_WHAT TO DO_
Only the pictures stay out; every record is to be quoted exactly.

_STORED DATA_
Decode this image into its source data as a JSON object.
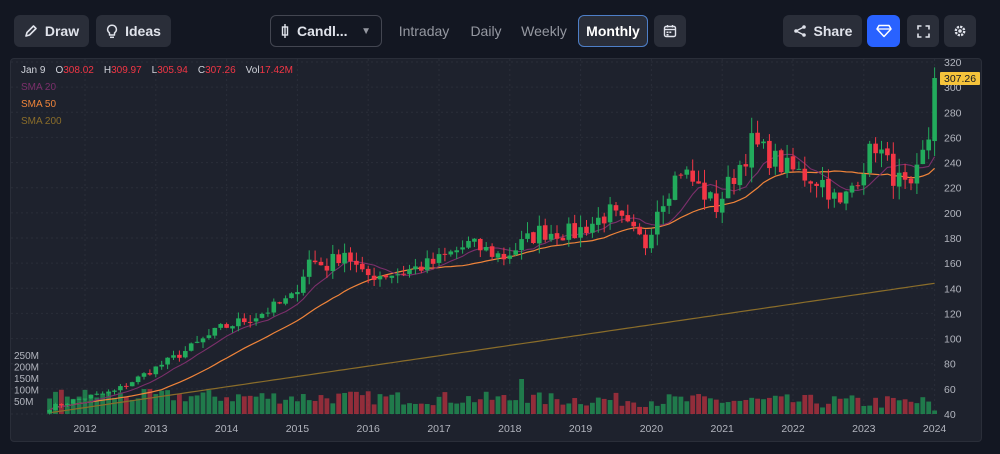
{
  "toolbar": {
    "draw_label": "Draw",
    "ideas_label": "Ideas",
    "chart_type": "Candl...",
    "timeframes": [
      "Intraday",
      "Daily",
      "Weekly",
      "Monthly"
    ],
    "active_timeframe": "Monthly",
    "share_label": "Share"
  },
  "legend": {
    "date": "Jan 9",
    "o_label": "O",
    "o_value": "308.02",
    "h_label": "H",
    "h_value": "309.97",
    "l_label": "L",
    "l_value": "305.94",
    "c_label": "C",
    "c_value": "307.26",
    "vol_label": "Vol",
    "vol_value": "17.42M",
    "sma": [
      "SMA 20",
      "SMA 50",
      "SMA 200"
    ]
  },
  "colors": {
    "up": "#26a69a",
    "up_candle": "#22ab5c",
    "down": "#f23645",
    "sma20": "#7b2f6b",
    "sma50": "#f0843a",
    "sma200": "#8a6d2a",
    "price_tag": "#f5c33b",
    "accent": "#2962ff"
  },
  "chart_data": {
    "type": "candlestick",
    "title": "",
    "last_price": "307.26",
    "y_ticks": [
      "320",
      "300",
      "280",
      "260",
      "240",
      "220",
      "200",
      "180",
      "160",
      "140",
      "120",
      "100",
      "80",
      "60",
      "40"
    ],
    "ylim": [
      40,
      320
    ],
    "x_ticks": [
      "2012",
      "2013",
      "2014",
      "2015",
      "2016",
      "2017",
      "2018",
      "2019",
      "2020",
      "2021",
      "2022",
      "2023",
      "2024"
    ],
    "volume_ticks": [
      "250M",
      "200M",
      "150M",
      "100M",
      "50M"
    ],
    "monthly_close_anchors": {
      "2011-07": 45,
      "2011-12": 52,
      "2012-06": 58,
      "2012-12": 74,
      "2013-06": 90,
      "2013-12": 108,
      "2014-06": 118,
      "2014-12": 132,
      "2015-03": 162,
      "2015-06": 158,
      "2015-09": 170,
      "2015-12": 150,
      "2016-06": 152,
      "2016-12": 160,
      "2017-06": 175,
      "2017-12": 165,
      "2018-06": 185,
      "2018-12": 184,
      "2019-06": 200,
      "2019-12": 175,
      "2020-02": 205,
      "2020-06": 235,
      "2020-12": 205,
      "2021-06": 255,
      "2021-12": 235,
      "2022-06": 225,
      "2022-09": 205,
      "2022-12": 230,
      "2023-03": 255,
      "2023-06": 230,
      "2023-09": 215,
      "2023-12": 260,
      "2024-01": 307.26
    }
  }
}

_EXERCISE OUTPUT_
Decode this image into its source data as a JSON object.
{
  "toolbar": {
    "draw_label": "Draw",
    "ideas_label": "Ideas",
    "chart_type": "Candl...",
    "timeframes": [
      "Intraday",
      "Daily",
      "Weekly",
      "Monthly"
    ],
    "active_timeframe": "Monthly",
    "share_label": "Share"
  },
  "legend": {
    "date": "Jan 9",
    "o_label": "O",
    "o_value": "308.02",
    "h_label": "H",
    "h_value": "309.97",
    "l_label": "L",
    "l_value": "305.94",
    "c_label": "C",
    "c_value": "307.26",
    "vol_label": "Vol",
    "vol_value": "17.42M",
    "sma": [
      "SMA 20",
      "SMA 50",
      "SMA 200"
    ]
  },
  "colors": {
    "up": "#26a69a",
    "up_candle": "#22ab5c",
    "down": "#f23645",
    "sma20": "#7b2f6b",
    "sma50": "#f0843a",
    "sma200": "#8a6d2a",
    "price_tag": "#f5c33b",
    "accent": "#2962ff"
  },
  "chart_data": {
    "type": "candlestick",
    "title": "",
    "last_price": "307.26",
    "y_ticks": [
      "320",
      "300",
      "280",
      "260",
      "240",
      "220",
      "200",
      "180",
      "160",
      "140",
      "120",
      "100",
      "80",
      "60",
      "40"
    ],
    "ylim": [
      40,
      320
    ],
    "x_ticks": [
      "2012",
      "2013",
      "2014",
      "2015",
      "2016",
      "2017",
      "2018",
      "2019",
      "2020",
      "2021",
      "2022",
      "2023",
      "2024"
    ],
    "volume_ticks": [
      "250M",
      "200M",
      "150M",
      "100M",
      "50M"
    ],
    "monthly_close_anchors": {
      "2011-07": 45,
      "2011-12": 52,
      "2012-06": 58,
      "2012-12": 74,
      "2013-06": 90,
      "2013-12": 108,
      "2014-06": 118,
      "2014-12": 132,
      "2015-03": 162,
      "2015-06": 158,
      "2015-09": 170,
      "2015-12": 150,
      "2016-06": 152,
      "2016-12": 160,
      "2017-06": 175,
      "2017-12": 165,
      "2018-06": 185,
      "2018-12": 184,
      "2019-06": 200,
      "2019-12": 175,
      "2020-02": 205,
      "2020-06": 235,
      "2020-12": 205,
      "2021-06": 255,
      "2021-12": 235,
      "2022-06": 225,
      "2022-09": 205,
      "2022-12": 230,
      "2023-03": 255,
      "2023-06": 230,
      "2023-09": 215,
      "2023-12": 260,
      "2024-01": 307.26
    }
  }
}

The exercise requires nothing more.